** start of Data for this exercise **
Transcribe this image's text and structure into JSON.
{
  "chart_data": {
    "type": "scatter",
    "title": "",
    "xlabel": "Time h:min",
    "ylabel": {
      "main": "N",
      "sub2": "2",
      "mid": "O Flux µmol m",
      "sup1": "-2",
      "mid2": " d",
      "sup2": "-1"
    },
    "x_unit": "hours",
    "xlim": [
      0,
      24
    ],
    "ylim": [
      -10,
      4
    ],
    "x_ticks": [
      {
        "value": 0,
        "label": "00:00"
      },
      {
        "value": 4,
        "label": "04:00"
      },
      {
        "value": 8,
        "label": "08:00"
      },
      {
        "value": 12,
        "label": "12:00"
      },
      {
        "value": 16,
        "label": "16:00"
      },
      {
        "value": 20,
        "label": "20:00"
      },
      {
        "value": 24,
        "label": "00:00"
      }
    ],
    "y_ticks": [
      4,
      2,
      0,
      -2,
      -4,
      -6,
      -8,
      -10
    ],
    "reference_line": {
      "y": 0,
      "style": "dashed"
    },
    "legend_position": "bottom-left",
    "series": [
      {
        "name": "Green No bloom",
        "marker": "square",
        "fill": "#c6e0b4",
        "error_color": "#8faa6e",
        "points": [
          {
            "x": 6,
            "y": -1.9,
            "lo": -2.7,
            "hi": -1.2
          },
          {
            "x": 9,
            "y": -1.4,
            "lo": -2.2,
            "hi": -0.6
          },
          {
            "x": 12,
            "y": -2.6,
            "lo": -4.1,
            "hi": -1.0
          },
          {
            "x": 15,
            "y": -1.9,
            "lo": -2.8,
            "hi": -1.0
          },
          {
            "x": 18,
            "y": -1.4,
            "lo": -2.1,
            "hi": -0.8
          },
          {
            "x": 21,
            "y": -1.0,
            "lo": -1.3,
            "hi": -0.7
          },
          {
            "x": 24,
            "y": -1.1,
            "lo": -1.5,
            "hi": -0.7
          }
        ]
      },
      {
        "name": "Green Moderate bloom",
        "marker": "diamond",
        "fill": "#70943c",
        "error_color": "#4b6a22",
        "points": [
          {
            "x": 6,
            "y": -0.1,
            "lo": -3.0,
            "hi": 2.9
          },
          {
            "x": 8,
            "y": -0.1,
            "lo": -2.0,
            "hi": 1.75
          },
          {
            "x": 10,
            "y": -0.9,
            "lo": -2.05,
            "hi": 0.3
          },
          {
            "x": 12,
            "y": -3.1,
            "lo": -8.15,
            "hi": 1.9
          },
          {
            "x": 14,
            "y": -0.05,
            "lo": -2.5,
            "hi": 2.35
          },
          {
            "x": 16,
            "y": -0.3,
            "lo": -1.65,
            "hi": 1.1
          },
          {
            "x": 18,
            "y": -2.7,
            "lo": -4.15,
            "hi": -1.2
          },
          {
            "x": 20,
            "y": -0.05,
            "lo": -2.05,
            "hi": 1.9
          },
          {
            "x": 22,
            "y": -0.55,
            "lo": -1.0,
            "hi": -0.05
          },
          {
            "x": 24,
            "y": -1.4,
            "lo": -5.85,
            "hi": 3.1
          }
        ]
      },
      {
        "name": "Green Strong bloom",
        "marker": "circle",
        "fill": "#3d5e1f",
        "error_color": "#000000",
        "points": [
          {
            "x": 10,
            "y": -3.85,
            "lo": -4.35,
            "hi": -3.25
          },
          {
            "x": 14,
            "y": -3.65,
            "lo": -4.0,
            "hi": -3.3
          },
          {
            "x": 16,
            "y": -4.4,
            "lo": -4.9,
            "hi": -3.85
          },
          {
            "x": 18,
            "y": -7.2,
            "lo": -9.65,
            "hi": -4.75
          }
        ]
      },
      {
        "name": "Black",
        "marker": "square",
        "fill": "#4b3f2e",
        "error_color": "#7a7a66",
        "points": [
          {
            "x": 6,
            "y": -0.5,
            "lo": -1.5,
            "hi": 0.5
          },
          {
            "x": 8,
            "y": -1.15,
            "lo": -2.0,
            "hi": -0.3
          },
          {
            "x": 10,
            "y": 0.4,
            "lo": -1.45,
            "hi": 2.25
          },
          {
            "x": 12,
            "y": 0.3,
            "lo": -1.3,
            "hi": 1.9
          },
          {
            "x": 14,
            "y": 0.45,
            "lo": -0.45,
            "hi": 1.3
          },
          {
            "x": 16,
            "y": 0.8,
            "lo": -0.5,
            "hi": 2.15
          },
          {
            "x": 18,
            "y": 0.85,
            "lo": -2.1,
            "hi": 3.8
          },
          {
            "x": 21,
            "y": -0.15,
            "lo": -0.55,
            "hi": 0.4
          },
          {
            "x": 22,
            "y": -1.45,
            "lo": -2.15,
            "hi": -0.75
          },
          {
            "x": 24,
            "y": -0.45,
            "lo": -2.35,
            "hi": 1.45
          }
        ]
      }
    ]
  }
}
** end of Data for this exercise **
--- Goal ---
The listing above should be transcribed in full, exactly as written.

--- Exercise answer ---
Transcribe this image's text and structure into JSON.
{
  "chart_data": {
    "type": "scatter",
    "title": "",
    "xlabel": "Time h:min",
    "ylabel": {
      "main": "N",
      "sub2": "2",
      "mid": "O Flux µmol m",
      "sup1": "-2",
      "mid2": " d",
      "sup2": "-1"
    },
    "x_unit": "hours",
    "xlim": [
      0,
      24
    ],
    "ylim": [
      -10,
      4
    ],
    "x_ticks": [
      {
        "value": 0,
        "label": "00:00"
      },
      {
        "value": 4,
        "label": "04:00"
      },
      {
        "value": 8,
        "label": "08:00"
      },
      {
        "value": 12,
        "label": "12:00"
      },
      {
        "value": 16,
        "label": "16:00"
      },
      {
        "value": 20,
        "label": "20:00"
      },
      {
        "value": 24,
        "label": "00:00"
      }
    ],
    "y_ticks": [
      4,
      2,
      0,
      -2,
      -4,
      -6,
      -8,
      -10
    ],
    "reference_line": {
      "y": 0,
      "style": "dashed"
    },
    "legend_position": "bottom-left",
    "series": [
      {
        "name": "Green No bloom",
        "marker": "square",
        "fill": "#c6e0b4",
        "error_color": "#8faa6e",
        "points": [
          {
            "x": 6,
            "y": -1.9,
            "lo": -2.7,
            "hi": -1.2
          },
          {
            "x": 9,
            "y": -1.4,
            "lo": -2.2,
            "hi": -0.6
          },
          {
            "x": 12,
            "y": -2.6,
            "lo": -4.1,
            "hi": -1.0
          },
          {
            "x": 15,
            "y": -1.9,
            "lo": -2.8,
            "hi": -1.0
          },
          {
            "x": 18,
            "y": -1.4,
            "lo": -2.1,
            "hi": -0.8
          },
          {
            "x": 21,
            "y": -1.0,
            "lo": -1.3,
            "hi": -0.7
          },
          {
            "x": 24,
            "y": -1.1,
            "lo": -1.5,
            "hi": -0.7
          }
        ]
      },
      {
        "name": "Green Moderate bloom",
        "marker": "diamond",
        "fill": "#70943c",
        "error_color": "#4b6a22",
        "points": [
          {
            "x": 6,
            "y": -0.1,
            "lo": -3.0,
            "hi": 2.9
          },
          {
            "x": 8,
            "y": -0.1,
            "lo": -2.0,
            "hi": 1.75
          },
          {
            "x": 10,
            "y": -0.9,
            "lo": -2.05,
            "hi": 0.3
          },
          {
            "x": 12,
            "y": -3.1,
            "lo": -8.15,
            "hi": 1.9
          },
          {
            "x": 14,
            "y": -0.05,
            "lo": -2.5,
            "hi": 2.35
          },
          {
            "x": 16,
            "y": -0.3,
            "lo": -1.65,
            "hi": 1.1
          },
          {
            "x": 18,
            "y": -2.7,
            "lo": -4.15,
            "hi": -1.2
          },
          {
            "x": 20,
            "y": -0.05,
            "lo": -2.05,
            "hi": 1.9
          },
          {
            "x": 22,
            "y": -0.55,
            "lo": -1.0,
            "hi": -0.05
          },
          {
            "x": 24,
            "y": -1.4,
            "lo": -5.85,
            "hi": 3.1
          }
        ]
      },
      {
        "name": "Green Strong bloom",
        "marker": "circle",
        "fill": "#3d5e1f",
        "error_color": "#000000",
        "points": [
          {
            "x": 10,
            "y": -3.85,
            "lo": -4.35,
            "hi": -3.25
          },
          {
            "x": 14,
            "y": -3.65,
            "lo": -4.0,
            "hi": -3.3
          },
          {
            "x": 16,
            "y": -4.4,
            "lo": -4.9,
            "hi": -3.85
          },
          {
            "x": 18,
            "y": -7.2,
            "lo": -9.65,
            "hi": -4.75
          }
        ]
      },
      {
        "name": "Black",
        "marker": "square",
        "fill": "#4b3f2e",
        "error_color": "#7a7a66",
        "points": [
          {
            "x": 6,
            "y": -0.5,
            "lo": -1.5,
            "hi": 0.5
          },
          {
            "x": 8,
            "y": -1.15,
            "lo": -2.0,
            "hi": -0.3
          },
          {
            "x": 10,
            "y": 0.4,
            "lo": -1.45,
            "hi": 2.25
          },
          {
            "x": 12,
            "y": 0.3,
            "lo": -1.3,
            "hi": 1.9
          },
          {
            "x": 14,
            "y": 0.45,
            "lo": -0.45,
            "hi": 1.3
          },
          {
            "x": 16,
            "y": 0.8,
            "lo": -0.5,
            "hi": 2.15
          },
          {
            "x": 18,
            "y": 0.85,
            "lo": -2.1,
            "hi": 3.8
          },
          {
            "x": 21,
            "y": -0.15,
            "lo": -0.55,
            "hi": 0.4
          },
          {
            "x": 22,
            "y": -1.45,
            "lo": -2.15,
            "hi": -0.75
          },
          {
            "x": 24,
            "y": -0.45,
            "lo": -2.35,
            "hi": 1.45
          }
        ]
      }
    ]
  }
}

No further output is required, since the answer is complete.